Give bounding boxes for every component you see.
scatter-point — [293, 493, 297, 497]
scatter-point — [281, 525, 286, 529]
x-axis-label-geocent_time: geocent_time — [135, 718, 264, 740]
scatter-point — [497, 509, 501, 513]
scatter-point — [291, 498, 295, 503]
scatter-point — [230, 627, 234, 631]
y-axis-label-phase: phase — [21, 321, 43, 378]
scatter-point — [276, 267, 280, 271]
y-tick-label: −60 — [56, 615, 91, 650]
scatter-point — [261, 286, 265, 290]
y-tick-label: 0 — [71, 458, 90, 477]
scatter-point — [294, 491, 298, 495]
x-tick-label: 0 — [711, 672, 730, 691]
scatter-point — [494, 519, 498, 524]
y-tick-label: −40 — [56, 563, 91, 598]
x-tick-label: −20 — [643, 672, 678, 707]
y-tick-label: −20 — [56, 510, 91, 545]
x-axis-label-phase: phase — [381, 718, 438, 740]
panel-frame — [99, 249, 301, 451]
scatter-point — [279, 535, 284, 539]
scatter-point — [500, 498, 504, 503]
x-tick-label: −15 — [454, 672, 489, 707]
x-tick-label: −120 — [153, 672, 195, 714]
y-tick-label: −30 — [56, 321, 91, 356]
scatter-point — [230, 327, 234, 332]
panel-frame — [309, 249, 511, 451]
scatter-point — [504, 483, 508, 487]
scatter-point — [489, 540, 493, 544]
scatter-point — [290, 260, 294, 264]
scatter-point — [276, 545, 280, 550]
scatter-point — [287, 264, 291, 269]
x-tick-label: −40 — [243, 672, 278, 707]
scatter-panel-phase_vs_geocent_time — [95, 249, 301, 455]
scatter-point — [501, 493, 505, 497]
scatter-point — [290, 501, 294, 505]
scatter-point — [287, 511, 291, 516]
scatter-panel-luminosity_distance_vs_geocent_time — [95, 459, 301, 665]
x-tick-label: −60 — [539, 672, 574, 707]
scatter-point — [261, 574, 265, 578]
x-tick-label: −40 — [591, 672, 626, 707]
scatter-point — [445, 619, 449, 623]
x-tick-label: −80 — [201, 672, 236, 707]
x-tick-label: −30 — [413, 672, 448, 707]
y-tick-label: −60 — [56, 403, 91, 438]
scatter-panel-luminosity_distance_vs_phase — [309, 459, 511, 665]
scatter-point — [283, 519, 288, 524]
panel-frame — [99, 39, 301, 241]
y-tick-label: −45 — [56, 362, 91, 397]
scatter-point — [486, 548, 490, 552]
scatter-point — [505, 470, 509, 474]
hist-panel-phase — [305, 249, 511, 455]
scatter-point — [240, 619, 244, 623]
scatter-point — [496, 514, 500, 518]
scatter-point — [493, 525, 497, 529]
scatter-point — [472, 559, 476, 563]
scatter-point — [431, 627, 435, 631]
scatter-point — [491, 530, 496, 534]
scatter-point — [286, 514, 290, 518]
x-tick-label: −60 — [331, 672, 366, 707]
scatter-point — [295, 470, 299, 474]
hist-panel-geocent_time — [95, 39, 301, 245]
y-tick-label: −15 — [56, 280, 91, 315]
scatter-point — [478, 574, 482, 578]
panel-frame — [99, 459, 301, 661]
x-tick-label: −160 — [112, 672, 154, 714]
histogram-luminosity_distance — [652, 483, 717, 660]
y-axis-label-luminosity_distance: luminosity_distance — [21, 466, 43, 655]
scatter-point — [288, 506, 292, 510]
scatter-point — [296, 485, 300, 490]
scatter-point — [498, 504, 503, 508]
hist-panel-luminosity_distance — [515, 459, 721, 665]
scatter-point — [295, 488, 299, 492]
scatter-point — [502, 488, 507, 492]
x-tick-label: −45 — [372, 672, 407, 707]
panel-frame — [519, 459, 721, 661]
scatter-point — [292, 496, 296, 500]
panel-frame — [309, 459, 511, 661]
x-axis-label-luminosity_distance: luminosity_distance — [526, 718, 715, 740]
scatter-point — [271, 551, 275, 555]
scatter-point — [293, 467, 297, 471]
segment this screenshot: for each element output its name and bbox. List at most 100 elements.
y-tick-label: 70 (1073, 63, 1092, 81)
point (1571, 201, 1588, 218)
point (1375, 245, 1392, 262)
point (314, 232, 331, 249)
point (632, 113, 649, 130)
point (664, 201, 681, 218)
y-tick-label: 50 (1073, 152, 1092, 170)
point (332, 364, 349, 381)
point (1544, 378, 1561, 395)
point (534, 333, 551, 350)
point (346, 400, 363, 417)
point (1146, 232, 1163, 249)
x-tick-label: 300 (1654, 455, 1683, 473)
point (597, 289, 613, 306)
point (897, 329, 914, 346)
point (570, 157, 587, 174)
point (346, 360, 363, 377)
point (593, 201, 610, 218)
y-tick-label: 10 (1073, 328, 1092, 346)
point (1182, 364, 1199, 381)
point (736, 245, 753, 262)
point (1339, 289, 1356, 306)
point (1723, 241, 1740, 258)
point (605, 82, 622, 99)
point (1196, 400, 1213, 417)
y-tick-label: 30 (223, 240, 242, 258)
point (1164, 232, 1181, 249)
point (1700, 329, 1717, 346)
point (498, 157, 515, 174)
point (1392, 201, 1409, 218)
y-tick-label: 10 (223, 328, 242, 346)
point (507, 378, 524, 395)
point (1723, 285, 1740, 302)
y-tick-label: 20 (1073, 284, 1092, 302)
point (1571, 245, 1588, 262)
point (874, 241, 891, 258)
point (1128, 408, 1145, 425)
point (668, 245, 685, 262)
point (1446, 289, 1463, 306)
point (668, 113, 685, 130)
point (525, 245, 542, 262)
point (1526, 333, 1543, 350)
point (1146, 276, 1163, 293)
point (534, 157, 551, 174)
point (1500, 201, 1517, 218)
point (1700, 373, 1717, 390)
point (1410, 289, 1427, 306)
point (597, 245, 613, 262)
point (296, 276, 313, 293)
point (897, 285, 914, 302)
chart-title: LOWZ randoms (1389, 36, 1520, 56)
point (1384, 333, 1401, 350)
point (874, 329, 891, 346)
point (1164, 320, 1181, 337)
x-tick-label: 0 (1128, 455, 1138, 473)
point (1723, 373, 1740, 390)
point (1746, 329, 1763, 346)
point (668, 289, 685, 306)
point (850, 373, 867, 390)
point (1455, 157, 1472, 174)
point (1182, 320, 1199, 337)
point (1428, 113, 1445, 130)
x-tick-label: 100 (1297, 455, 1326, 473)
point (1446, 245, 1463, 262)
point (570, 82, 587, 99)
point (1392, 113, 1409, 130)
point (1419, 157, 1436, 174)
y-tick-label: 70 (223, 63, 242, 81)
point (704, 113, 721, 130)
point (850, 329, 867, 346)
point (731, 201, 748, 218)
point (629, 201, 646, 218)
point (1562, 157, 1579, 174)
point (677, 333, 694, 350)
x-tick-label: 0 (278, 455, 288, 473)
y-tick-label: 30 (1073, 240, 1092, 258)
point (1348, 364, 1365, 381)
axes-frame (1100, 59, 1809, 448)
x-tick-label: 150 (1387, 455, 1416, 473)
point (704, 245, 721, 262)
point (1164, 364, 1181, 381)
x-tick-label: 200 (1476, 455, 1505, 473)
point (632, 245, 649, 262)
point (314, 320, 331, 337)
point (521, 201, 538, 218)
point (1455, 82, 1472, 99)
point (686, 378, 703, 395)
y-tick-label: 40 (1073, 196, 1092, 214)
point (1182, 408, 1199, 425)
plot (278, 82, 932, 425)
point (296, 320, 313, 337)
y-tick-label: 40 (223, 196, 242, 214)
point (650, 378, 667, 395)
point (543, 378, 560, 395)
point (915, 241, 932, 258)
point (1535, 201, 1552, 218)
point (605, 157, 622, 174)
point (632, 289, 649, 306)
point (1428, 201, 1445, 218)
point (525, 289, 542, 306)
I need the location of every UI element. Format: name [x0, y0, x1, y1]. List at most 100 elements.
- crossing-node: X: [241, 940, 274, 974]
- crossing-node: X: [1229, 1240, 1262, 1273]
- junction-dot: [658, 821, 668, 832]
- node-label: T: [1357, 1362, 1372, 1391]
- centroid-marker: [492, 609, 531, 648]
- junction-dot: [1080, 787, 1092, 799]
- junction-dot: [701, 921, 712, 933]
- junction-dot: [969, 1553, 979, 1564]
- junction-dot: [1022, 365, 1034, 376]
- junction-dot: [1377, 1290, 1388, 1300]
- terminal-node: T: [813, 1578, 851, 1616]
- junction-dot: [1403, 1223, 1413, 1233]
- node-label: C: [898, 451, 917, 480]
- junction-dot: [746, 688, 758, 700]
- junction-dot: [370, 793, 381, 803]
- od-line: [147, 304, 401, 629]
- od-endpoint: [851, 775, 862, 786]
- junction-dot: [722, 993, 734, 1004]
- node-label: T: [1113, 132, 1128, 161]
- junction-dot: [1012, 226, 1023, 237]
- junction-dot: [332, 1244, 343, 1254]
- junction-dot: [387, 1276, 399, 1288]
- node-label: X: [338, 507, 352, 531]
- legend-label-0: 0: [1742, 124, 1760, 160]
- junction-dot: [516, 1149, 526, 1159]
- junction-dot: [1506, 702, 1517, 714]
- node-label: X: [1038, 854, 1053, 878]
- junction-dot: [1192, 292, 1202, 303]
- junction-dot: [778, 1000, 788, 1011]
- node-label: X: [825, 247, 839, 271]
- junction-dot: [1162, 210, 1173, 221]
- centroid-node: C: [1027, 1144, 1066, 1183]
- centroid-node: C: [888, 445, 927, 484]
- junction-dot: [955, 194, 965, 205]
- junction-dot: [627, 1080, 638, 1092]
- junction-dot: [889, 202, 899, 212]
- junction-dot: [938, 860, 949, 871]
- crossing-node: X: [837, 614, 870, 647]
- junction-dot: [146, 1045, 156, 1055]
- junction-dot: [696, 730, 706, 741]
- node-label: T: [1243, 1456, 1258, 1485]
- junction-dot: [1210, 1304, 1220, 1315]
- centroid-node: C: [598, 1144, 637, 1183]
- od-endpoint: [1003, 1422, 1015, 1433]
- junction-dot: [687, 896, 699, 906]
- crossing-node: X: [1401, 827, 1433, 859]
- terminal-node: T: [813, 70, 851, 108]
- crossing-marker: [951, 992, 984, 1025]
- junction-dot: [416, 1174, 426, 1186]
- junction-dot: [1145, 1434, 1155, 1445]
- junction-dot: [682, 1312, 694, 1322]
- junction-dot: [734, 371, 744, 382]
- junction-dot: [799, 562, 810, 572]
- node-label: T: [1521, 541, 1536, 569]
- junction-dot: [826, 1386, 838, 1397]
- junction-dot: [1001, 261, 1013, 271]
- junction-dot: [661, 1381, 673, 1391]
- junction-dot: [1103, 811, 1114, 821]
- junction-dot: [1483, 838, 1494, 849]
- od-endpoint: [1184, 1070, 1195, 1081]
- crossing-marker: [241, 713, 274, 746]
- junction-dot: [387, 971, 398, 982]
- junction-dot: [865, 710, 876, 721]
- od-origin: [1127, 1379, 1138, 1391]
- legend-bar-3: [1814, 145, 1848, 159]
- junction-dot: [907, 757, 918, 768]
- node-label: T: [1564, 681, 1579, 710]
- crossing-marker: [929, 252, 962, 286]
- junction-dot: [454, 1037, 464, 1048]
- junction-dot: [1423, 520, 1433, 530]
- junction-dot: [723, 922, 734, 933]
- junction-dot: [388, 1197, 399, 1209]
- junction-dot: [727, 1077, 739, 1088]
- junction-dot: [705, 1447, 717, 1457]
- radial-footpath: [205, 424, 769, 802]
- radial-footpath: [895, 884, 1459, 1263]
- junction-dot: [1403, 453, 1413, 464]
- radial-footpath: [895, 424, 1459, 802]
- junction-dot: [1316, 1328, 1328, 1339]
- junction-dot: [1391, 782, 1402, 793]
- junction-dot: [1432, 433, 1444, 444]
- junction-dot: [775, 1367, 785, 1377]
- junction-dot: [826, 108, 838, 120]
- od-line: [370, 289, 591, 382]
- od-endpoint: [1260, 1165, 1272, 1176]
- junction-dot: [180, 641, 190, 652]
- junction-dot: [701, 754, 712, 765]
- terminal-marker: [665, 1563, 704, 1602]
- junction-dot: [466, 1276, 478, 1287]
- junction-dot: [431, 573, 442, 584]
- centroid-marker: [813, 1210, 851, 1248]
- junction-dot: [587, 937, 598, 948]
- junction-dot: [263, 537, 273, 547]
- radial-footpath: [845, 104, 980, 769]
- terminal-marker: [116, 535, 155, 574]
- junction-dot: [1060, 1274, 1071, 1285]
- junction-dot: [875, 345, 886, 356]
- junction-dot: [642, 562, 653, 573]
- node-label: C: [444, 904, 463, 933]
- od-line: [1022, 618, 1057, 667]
---------------
◆ Exercise details ◆
Could you update the items from the first one through the line containing "panel-frame — [99, 249, 301, 451]", putting "data-point" wherever "scatter-point" appears and leaving everything else unchanged?

◆ Result below ◆
Give bounding boxes for every component you see.
data-point — [293, 493, 297, 497]
data-point — [281, 525, 286, 529]
x-axis-label-geocent_time: geocent_time — [135, 718, 264, 740]
data-point — [497, 509, 501, 513]
data-point — [291, 498, 295, 503]
data-point — [230, 627, 234, 631]
y-axis-label-phase: phase — [21, 321, 43, 378]
data-point — [276, 267, 280, 271]
y-tick-label: −60 — [56, 615, 91, 650]
data-point — [261, 286, 265, 290]
y-tick-label: 0 — [71, 458, 90, 477]
data-point — [294, 491, 298, 495]
x-tick-label: 0 — [711, 672, 730, 691]
data-point — [494, 519, 498, 524]
y-tick-label: −40 — [56, 563, 91, 598]
x-tick-label: −20 — [643, 672, 678, 707]
y-tick-label: −20 — [56, 510, 91, 545]
x-axis-label-phase: phase — [381, 718, 438, 740]
panel-frame — [99, 249, 301, 451]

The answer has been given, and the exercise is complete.